• **Your goal**: Each record below should be repeated precisely as written.

• **Exercise input**:
+---+

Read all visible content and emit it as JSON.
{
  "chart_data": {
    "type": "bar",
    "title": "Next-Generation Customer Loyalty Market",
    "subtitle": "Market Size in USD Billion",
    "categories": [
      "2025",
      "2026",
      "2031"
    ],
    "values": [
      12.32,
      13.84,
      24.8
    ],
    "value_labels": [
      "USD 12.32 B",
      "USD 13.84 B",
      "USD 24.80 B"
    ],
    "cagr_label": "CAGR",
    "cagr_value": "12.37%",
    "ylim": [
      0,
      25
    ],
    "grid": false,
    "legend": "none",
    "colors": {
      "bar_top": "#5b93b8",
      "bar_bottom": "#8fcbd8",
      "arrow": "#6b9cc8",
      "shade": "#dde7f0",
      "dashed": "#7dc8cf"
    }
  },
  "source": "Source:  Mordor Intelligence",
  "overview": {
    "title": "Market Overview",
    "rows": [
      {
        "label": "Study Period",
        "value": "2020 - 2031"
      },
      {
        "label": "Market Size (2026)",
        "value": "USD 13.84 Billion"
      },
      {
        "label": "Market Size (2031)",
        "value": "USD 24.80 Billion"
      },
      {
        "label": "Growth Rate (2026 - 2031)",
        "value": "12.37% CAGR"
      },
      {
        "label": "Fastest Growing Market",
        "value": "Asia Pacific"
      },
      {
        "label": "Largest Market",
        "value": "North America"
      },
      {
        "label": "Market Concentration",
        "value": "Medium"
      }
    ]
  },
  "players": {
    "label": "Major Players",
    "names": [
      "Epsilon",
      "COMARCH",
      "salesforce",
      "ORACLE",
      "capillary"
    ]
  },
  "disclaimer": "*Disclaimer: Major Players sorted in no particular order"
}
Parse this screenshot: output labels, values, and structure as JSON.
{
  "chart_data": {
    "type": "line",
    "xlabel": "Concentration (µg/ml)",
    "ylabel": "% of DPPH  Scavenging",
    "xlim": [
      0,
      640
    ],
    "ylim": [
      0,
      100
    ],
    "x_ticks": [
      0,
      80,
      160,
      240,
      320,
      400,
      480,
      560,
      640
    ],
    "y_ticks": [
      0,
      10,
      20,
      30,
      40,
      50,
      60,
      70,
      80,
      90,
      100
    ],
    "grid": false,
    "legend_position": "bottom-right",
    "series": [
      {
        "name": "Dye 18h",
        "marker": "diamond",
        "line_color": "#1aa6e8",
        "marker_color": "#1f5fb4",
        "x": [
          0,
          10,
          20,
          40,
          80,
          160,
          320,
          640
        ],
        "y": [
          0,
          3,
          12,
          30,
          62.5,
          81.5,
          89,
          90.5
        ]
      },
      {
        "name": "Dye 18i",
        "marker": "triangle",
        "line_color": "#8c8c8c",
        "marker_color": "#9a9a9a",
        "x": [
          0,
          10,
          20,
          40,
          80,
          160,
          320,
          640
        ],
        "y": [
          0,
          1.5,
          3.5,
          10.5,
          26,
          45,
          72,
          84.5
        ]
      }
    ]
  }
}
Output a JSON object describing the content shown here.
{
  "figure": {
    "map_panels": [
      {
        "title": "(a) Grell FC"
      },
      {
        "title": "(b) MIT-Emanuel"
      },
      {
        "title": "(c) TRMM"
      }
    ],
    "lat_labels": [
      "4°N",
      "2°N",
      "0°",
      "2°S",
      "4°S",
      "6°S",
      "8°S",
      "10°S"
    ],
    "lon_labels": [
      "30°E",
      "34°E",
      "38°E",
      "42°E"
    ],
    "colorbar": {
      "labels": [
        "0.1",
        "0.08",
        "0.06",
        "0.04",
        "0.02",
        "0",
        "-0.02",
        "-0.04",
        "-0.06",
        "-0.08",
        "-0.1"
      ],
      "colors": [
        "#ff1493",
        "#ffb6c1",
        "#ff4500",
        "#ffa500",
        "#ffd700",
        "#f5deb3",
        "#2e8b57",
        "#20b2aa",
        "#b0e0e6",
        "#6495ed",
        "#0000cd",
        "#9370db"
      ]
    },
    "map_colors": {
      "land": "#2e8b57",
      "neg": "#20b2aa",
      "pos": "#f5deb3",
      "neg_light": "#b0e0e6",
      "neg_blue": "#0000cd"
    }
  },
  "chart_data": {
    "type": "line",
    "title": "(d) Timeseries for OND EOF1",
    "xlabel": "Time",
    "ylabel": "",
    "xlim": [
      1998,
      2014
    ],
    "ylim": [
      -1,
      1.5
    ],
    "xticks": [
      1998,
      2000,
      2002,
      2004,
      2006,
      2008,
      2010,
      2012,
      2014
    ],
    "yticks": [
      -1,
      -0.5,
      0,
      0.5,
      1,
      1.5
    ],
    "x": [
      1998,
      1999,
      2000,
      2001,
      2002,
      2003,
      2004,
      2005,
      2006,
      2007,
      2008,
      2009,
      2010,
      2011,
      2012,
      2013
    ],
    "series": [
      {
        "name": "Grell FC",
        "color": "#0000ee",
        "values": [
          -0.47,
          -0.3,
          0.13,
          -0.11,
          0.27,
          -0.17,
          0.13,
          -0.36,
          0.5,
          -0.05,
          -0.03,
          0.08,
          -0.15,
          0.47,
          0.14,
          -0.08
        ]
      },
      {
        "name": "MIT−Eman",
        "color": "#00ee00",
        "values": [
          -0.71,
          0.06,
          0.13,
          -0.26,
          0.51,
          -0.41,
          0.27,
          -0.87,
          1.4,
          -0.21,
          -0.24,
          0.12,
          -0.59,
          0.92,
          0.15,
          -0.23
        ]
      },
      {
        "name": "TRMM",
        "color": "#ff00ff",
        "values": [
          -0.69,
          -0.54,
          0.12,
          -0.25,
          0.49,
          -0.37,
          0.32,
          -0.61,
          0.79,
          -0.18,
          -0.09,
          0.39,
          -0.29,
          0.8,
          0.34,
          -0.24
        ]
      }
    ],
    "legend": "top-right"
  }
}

+---+

• **Exercise output**:
Read all visible content and emit it as JSON.
{
  "chart_data": {
    "type": "bar",
    "title": "Next-Generation Customer Loyalty Market",
    "subtitle": "Market Size in USD Billion",
    "categories": [
      "2025",
      "2026",
      "2031"
    ],
    "values": [
      12.32,
      13.84,
      24.8
    ],
    "value_labels": [
      "USD 12.32 B",
      "USD 13.84 B",
      "USD 24.80 B"
    ],
    "cagr_label": "CAGR",
    "cagr_value": "12.37%",
    "ylim": [
      0,
      25
    ],
    "grid": false,
    "legend": "none",
    "colors": {
      "bar_top": "#5b93b8",
      "bar_bottom": "#8fcbd8",
      "arrow": "#6b9cc8",
      "shade": "#dde7f0",
      "dashed": "#7dc8cf"
    }
  },
  "source": "Source:  Mordor Intelligence",
  "overview": {
    "title": "Market Overview",
    "rows": [
      {
        "label": "Study Period",
        "value": "2020 - 2031"
      },
      {
        "label": "Market Size (2026)",
        "value": "USD 13.84 Billion"
      },
      {
        "label": "Market Size (2031)",
        "value": "USD 24.80 Billion"
      },
      {
        "label": "Growth Rate (2026 - 2031)",
        "value": "12.37% CAGR"
      },
      {
        "label": "Fastest Growing Market",
        "value": "Asia Pacific"
      },
      {
        "label": "Largest Market",
        "value": "North America"
      },
      {
        "label": "Market Concentration",
        "value": "Medium"
      }
    ]
  },
  "players": {
    "label": "Major Players",
    "names": [
      "Epsilon",
      "COMARCH",
      "salesforce",
      "ORACLE",
      "capillary"
    ]
  },
  "disclaimer": "*Disclaimer: Major Players sorted in no particular order"
}
Parse this screenshot: output labels, values, and structure as JSON.
{
  "chart_data": {
    "type": "line",
    "xlabel": "Concentration (µg/ml)",
    "ylabel": "% of DPPH  Scavenging",
    "xlim": [
      0,
      640
    ],
    "ylim": [
      0,
      100
    ],
    "x_ticks": [
      0,
      80,
      160,
      240,
      320,
      400,
      480,
      560,
      640
    ],
    "y_ticks": [
      0,
      10,
      20,
      30,
      40,
      50,
      60,
      70,
      80,
      90,
      100
    ],
    "grid": false,
    "legend_position": "bottom-right",
    "series": [
      {
        "name": "Dye 18h",
        "marker": "diamond",
        "line_color": "#1aa6e8",
        "marker_color": "#1f5fb4",
        "x": [
          0,
          10,
          20,
          40,
          80,
          160,
          320,
          640
        ],
        "y": [
          0,
          3,
          12,
          30,
          62.5,
          81.5,
          89,
          90.5
        ]
      },
      {
        "name": "Dye 18i",
        "marker": "triangle",
        "line_color": "#8c8c8c",
        "marker_color": "#9a9a9a",
        "x": [
          0,
          10,
          20,
          40,
          80,
          160,
          320,
          640
        ],
        "y": [
          0,
          1.5,
          3.5,
          10.5,
          26,
          45,
          72,
          84.5
        ]
      }
    ]
  }
}
Output a JSON object describing the content shown here.
{
  "figure": {
    "map_panels": [
      {
        "title": "(a) Grell FC"
      },
      {
        "title": "(b) MIT-Emanuel"
      },
      {
        "title": "(c) TRMM"
      }
    ],
    "lat_labels": [
      "4°N",
      "2°N",
      "0°",
      "2°S",
      "4°S",
      "6°S",
      "8°S",
      "10°S"
    ],
    "lon_labels": [
      "30°E",
      "34°E",
      "38°E",
      "42°E"
    ],
    "colorbar": {
      "labels": [
        "0.1",
        "0.08",
        "0.06",
        "0.04",
        "0.02",
        "0",
        "-0.02",
        "-0.04",
        "-0.06",
        "-0.08",
        "-0.1"
      ],
      "colors": [
        "#ff1493",
        "#ffb6c1",
        "#ff4500",
        "#ffa500",
        "#ffd700",
        "#f5deb3",
        "#2e8b57",
        "#20b2aa",
        "#b0e0e6",
        "#6495ed",
        "#0000cd",
        "#9370db"
      ]
    },
    "map_colors": {
      "land": "#2e8b57",
      "neg": "#20b2aa",
      "pos": "#f5deb3",
      "neg_light": "#b0e0e6",
      "neg_blue": "#0000cd"
    }
  },
  "chart_data": {
    "type": "line",
    "title": "(d) Timeseries for OND EOF1",
    "xlabel": "Time",
    "ylabel": "",
    "xlim": [
      1998,
      2014
    ],
    "ylim": [
      -1,
      1.5
    ],
    "xticks": [
      1998,
      2000,
      2002,
      2004,
      2006,
      2008,
      2010,
      2012,
      2014
    ],
    "yticks": [
      -1,
      -0.5,
      0,
      0.5,
      1,
      1.5
    ],
    "x": [
      1998,
      1999,
      2000,
      2001,
      2002,
      2003,
      2004,
      2005,
      2006,
      2007,
      2008,
      2009,
      2010,
      2011,
      2012,
      2013
    ],
    "series": [
      {
        "name": "Grell FC",
        "color": "#0000ee",
        "values": [
          -0.47,
          -0.3,
          0.13,
          -0.11,
          0.27,
          -0.17,
          0.13,
          -0.36,
          0.5,
          -0.05,
          -0.03,
          0.08,
          -0.15,
          0.47,
          0.14,
          -0.08
        ]
      },
      {
        "name": "MIT−Eman",
        "color": "#00ee00",
        "values": [
          -0.71,
          0.06,
          0.13,
          -0.26,
          0.51,
          -0.41,
          0.27,
          -0.87,
          1.4,
          -0.21,
          -0.24,
          0.12,
          -0.59,
          0.92,
          0.15,
          -0.23
        ]
      },
      {
        "name": "TRMM",
        "color": "#ff00ff",
        "values": [
          -0.69,
          -0.54,
          0.12,
          -0.25,
          0.49,
          -0.37,
          0.32,
          -0.61,
          0.79,
          -0.18,
          -0.09,
          0.39,
          -0.29,
          0.8,
          0.34,
          -0.24
        ]
      }
    ],
    "legend": "top-right"
  }
}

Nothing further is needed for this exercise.